** START OF PROVIDED DATA **
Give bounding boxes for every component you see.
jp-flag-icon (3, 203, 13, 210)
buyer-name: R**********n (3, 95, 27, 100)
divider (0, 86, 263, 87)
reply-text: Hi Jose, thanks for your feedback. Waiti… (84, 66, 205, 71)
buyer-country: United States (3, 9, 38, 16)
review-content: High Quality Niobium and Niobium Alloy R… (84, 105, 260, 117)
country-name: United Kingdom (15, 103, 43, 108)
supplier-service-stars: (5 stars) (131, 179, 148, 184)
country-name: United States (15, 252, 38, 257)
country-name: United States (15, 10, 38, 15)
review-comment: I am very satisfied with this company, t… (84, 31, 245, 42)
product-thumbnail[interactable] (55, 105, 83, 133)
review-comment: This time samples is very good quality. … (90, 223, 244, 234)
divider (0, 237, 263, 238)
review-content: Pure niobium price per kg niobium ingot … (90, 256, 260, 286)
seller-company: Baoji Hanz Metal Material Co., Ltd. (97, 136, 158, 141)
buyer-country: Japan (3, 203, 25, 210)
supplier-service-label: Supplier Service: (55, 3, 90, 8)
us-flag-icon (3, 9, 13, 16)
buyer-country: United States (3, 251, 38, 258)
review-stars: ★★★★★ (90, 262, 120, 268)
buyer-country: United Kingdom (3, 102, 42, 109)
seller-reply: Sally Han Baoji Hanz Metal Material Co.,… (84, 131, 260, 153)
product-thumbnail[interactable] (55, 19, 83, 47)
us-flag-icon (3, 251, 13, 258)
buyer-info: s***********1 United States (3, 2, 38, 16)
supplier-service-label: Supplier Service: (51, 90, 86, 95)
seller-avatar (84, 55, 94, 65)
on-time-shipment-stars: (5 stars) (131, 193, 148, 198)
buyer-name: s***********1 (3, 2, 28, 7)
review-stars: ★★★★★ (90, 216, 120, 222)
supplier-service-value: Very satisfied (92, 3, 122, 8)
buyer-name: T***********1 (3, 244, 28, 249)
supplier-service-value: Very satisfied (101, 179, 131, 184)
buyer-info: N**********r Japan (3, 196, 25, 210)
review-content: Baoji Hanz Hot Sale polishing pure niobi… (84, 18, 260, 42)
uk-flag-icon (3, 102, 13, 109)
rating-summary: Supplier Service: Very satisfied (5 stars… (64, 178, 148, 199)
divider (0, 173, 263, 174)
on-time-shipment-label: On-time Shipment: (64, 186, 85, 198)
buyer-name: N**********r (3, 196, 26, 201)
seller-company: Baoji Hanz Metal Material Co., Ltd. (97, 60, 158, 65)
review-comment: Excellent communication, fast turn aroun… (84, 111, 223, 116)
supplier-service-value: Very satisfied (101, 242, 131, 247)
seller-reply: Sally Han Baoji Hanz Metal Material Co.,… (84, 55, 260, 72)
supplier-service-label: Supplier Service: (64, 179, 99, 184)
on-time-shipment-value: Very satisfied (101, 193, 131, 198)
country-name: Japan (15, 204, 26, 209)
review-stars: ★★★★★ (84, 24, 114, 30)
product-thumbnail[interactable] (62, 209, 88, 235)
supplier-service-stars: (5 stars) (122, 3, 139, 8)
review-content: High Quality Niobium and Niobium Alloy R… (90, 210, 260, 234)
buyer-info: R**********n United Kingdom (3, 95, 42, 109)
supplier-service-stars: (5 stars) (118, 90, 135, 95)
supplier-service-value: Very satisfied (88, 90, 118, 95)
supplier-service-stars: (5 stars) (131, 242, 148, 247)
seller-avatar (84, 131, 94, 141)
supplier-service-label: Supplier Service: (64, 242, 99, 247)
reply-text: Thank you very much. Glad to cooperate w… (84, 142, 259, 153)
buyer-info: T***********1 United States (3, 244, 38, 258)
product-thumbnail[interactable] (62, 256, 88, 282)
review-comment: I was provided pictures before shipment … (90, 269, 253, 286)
** END OF PROVIDED DATA **
→ EXERCISE INSTRUCTIONS
Reproduce all of the records above line for line, without changing a single character.

→ ANSWER TO THE PROBLEM
Give bounding boxes for every component you see.
jp-flag-icon (3, 203, 13, 210)
buyer-name: R**********n (3, 95, 27, 100)
divider (0, 86, 263, 87)
reply-text: Hi Jose, thanks for your feedback. Waiti… (84, 66, 205, 71)
buyer-country: United States (3, 9, 38, 16)
review-content: High Quality Niobium and Niobium Alloy R… (84, 105, 260, 117)
country-name: United Kingdom (15, 103, 43, 108)
supplier-service-stars: (5 stars) (131, 179, 148, 184)
country-name: United States (15, 252, 38, 257)
country-name: United States (15, 10, 38, 15)
review-comment: I am very satisfied with this company, t… (84, 31, 245, 42)
product-thumbnail[interactable] (55, 105, 83, 133)
review-comment: This time samples is very good quality. … (90, 223, 244, 234)
divider (0, 237, 263, 238)
review-content: Pure niobium price per kg niobium ingot … (90, 256, 260, 286)
seller-company: Baoji Hanz Metal Material Co., Ltd. (97, 136, 158, 141)
buyer-country: Japan (3, 203, 25, 210)
supplier-service-label: Supplier Service: (55, 3, 90, 8)
us-flag-icon (3, 9, 13, 16)
buyer-country: United States (3, 251, 38, 258)
review-stars: ★★★★★ (90, 262, 120, 268)
buyer-country: United Kingdom (3, 102, 42, 109)
seller-reply: Sally Han Baoji Hanz Metal Material Co.,… (84, 131, 260, 153)
product-thumbnail[interactable] (55, 19, 83, 47)
us-flag-icon (3, 251, 13, 258)
buyer-info: s***********1 United States (3, 2, 38, 16)
supplier-service-label: Supplier Service: (51, 90, 86, 95)
seller-avatar (84, 55, 94, 65)
on-time-shipment-stars: (5 stars) (131, 193, 148, 198)
buyer-name: s***********1 (3, 2, 28, 7)
review-stars: ★★★★★ (90, 216, 120, 222)
supplier-service-value: Very satisfied (92, 3, 122, 8)
buyer-name: T***********1 (3, 244, 28, 249)
supplier-service-value: Very satisfied (101, 179, 131, 184)
buyer-info: N**********r Japan (3, 196, 25, 210)
review-content: Baoji Hanz Hot Sale polishing pure niobi… (84, 18, 260, 42)
uk-flag-icon (3, 102, 13, 109)
rating-summary: Supplier Service: Very satisfied (5 stars… (64, 178, 148, 199)
divider (0, 173, 263, 174)
on-time-shipment-label: On-time Shipment: (64, 186, 85, 198)
buyer-name: N**********r (3, 196, 26, 201)
seller-company: Baoji Hanz Metal Material Co., Ltd. (97, 60, 158, 65)
review-comment: Excellent communication, fast turn aroun… (84, 111, 223, 116)
supplier-service-value: Very satisfied (101, 242, 131, 247)
seller-reply: Sally Han Baoji Hanz Metal Material Co.,… (84, 55, 260, 72)
supplier-service-label: Supplier Service: (64, 179, 99, 184)
on-time-shipment-value: Very satisfied (101, 193, 131, 198)
country-name: Japan (15, 204, 26, 209)
review-stars: ★★★★★ (84, 24, 114, 30)
product-thumbnail[interactable] (62, 209, 88, 235)
supplier-service-stars: (5 stars) (122, 3, 139, 8)
review-content: High Quality Niobium and Niobium Alloy R… (90, 210, 260, 234)
buyer-info: R**********n United Kingdom (3, 95, 42, 109)
supplier-service-stars: (5 stars) (118, 90, 135, 95)
supplier-service-value: Very satisfied (88, 90, 118, 95)
supplier-service-stars: (5 stars) (131, 242, 148, 247)
seller-avatar (84, 131, 94, 141)
supplier-service-label: Supplier Service: (64, 242, 99, 247)
reply-text: Thank you very much. Glad to cooperate w… (84, 142, 259, 153)
buyer-info: T***********1 United States (3, 244, 38, 258)
product-thumbnail[interactable] (62, 256, 88, 282)
review-comment: I was provided pictures before shipment … (90, 269, 253, 286)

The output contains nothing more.